**Brief**. Retype exactly the lines below, starting with the line that contains "Serialize everything readable" and ending with the last line; leave out any pictures.

**Excerpted records**.

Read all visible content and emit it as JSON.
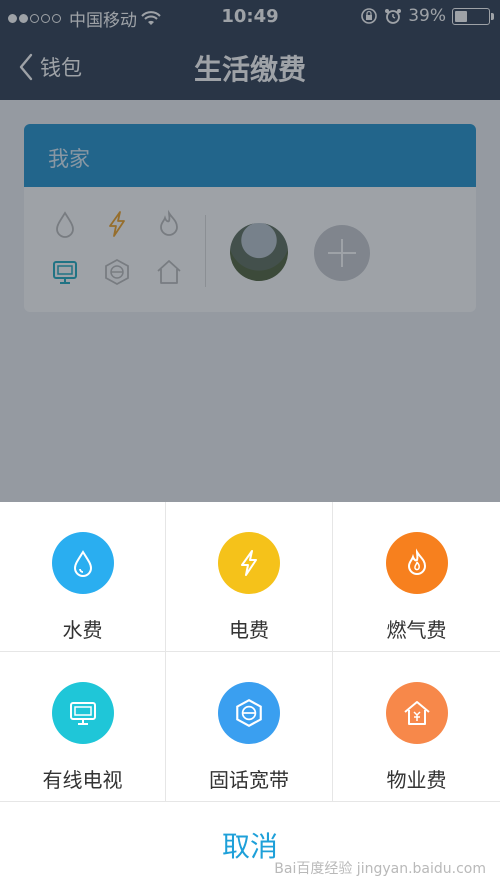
{
  "status_bar": {
    "carrier": "中国移动",
    "time": "10:49",
    "battery_percent": "39%",
    "battery_level": 0.39,
    "signal_dots_filled": 2,
    "signal_dots_total": 5
  },
  "nav": {
    "back_label": "钱包",
    "title": "生活缴费"
  },
  "card": {
    "header": "我家",
    "mini_icons": [
      "water-icon",
      "lightning-icon",
      "flame-icon",
      "tv-icon",
      "broadband-icon",
      "house-icon"
    ]
  },
  "sheet": {
    "options": [
      {
        "label": "水费",
        "icon": "water-drop-icon",
        "color": "#2aaef0"
      },
      {
        "label": "电费",
        "icon": "lightning-icon",
        "color": "#f5c21a"
      },
      {
        "label": "燃气费",
        "icon": "flame-icon",
        "color": "#f7801e"
      },
      {
        "label": "有线电视",
        "icon": "tv-icon",
        "color": "#1fc6d8"
      },
      {
        "label": "固话宽带",
        "icon": "broadband-icon",
        "color": "#3a9ff0"
      },
      {
        "label": "物业费",
        "icon": "house-yen-icon",
        "color": "#f7884a"
      }
    ],
    "cancel_label": "取消"
  },
  "watermark": "Bai百度经验 jingyan.baidu.com"
}
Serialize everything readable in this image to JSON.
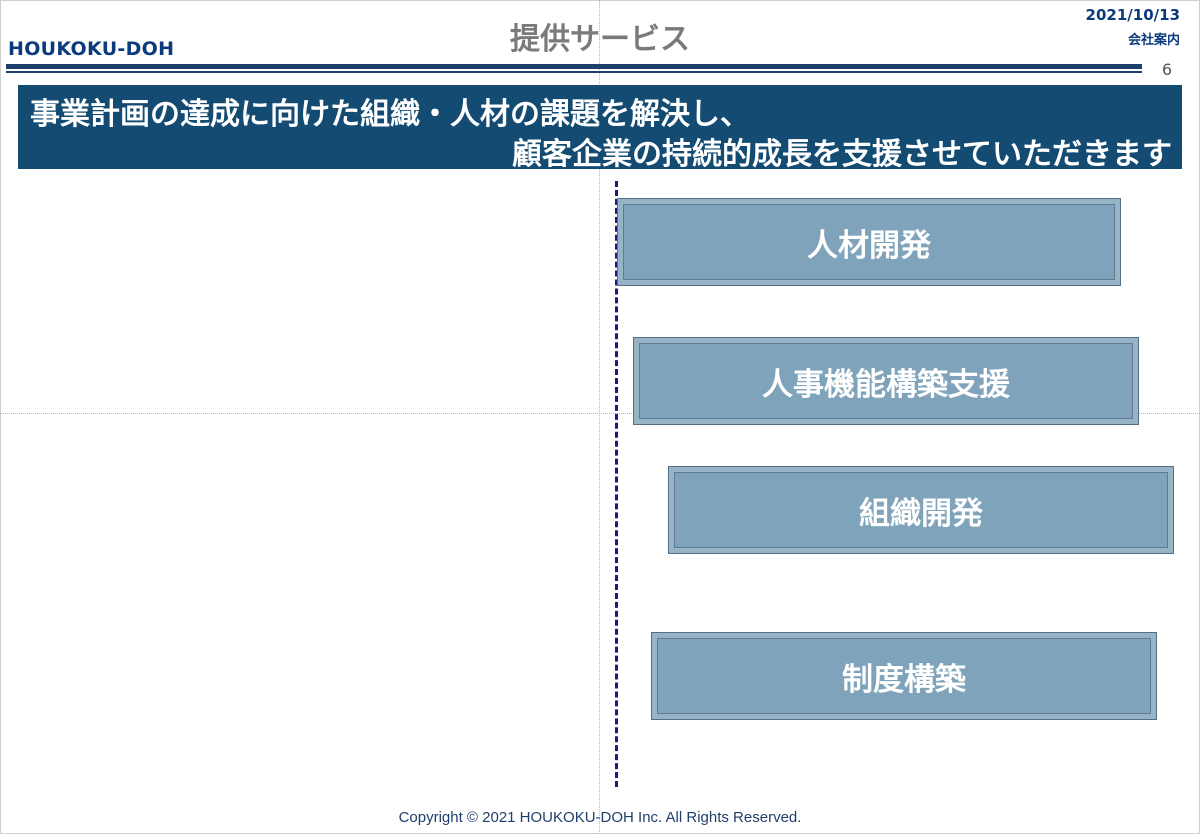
{
  "header": {
    "logo": "HOUKOKU-DOH",
    "title": "提供サービス",
    "date": "2021/10/13",
    "doc_type": "会社案内",
    "page_number": "6"
  },
  "banner": {
    "line1": "事業計画の達成に向けた組織・人材の課題を解決し、",
    "line2": "顧客企業の持続的成長を支援させていただきます"
  },
  "services": [
    {
      "label": "人材開発"
    },
    {
      "label": "人事機能構築支援"
    },
    {
      "label": "組織開発"
    },
    {
      "label": "制度構築"
    }
  ],
  "footer": {
    "copyright": "Copyright © 2021 HOUKOKU-DOH Inc. All Rights Reserved."
  },
  "colors": {
    "brand": "#0b3a7d",
    "banner": "#144b73",
    "box_fill": "#7fa3ba",
    "dashed_line": "#1a1a80"
  }
}
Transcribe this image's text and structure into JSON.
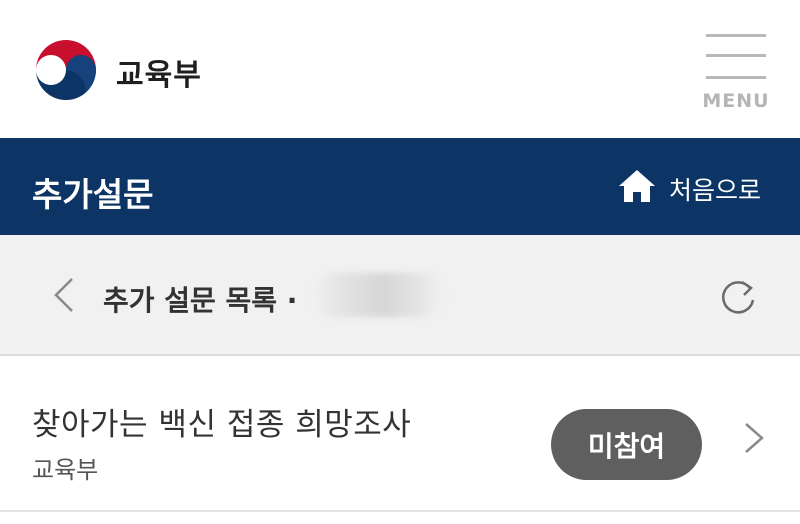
{
  "header": {
    "ministry_name": "교육부",
    "menu_label": "MENU"
  },
  "page": {
    "title": "추가설문",
    "home_label": "처음으로"
  },
  "sub_header": {
    "title": "추가 설문 목록 ·"
  },
  "surveys": [
    {
      "title": "찾아가는 백신 접종 희망조사",
      "organization": "교육부",
      "status": "미참여"
    }
  ],
  "colors": {
    "brand_navy": "#0c3566",
    "badge_gray": "#5f5f5f",
    "sub_header_bg": "#f1f1f1"
  },
  "icons": {
    "logo": "taegeuk-logo-icon",
    "menu": "hamburger-menu-icon",
    "home": "home-icon",
    "back": "chevron-left-icon",
    "refresh": "refresh-icon",
    "row_arrow": "chevron-right-icon"
  }
}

**Expected answer**.
Serialize everything readable in this image to JSON.
{
  "header": {
    "logo": "HOUKOKU-DOH",
    "title": "提供サービス",
    "date": "2021/10/13",
    "doc_type": "会社案内",
    "page_number": "6"
  },
  "banner": {
    "line1": "事業計画の達成に向けた組織・人材の課題を解決し、",
    "line2": "顧客企業の持続的成長を支援させていただきます"
  },
  "services": [
    {
      "label": "人材開発"
    },
    {
      "label": "人事機能構築支援"
    },
    {
      "label": "組織開発"
    },
    {
      "label": "制度構築"
    }
  ],
  "footer": {
    "copyright": "Copyright © 2021 HOUKOKU-DOH Inc. All Rights Reserved."
  },
  "colors": {
    "brand": "#0b3a7d",
    "banner": "#144b73",
    "box_fill": "#7fa3ba",
    "dashed_line": "#1a1a80"
  }
}
Transcribe this image's text and structure into JSON.
{
  "header": {
    "ministry_name": "교육부",
    "menu_label": "MENU"
  },
  "page": {
    "title": "추가설문",
    "home_label": "처음으로"
  },
  "sub_header": {
    "title": "추가 설문 목록 ·"
  },
  "surveys": [
    {
      "title": "찾아가는 백신 접종 희망조사",
      "organization": "교육부",
      "status": "미참여"
    }
  ],
  "colors": {
    "brand_navy": "#0c3566",
    "badge_gray": "#5f5f5f",
    "sub_header_bg": "#f1f1f1"
  },
  "icons": {
    "logo": "taegeuk-logo-icon",
    "menu": "hamburger-menu-icon",
    "home": "home-icon",
    "back": "chevron-left-icon",
    "refresh": "refresh-icon",
    "row_arrow": "chevron-right-icon"
  }
}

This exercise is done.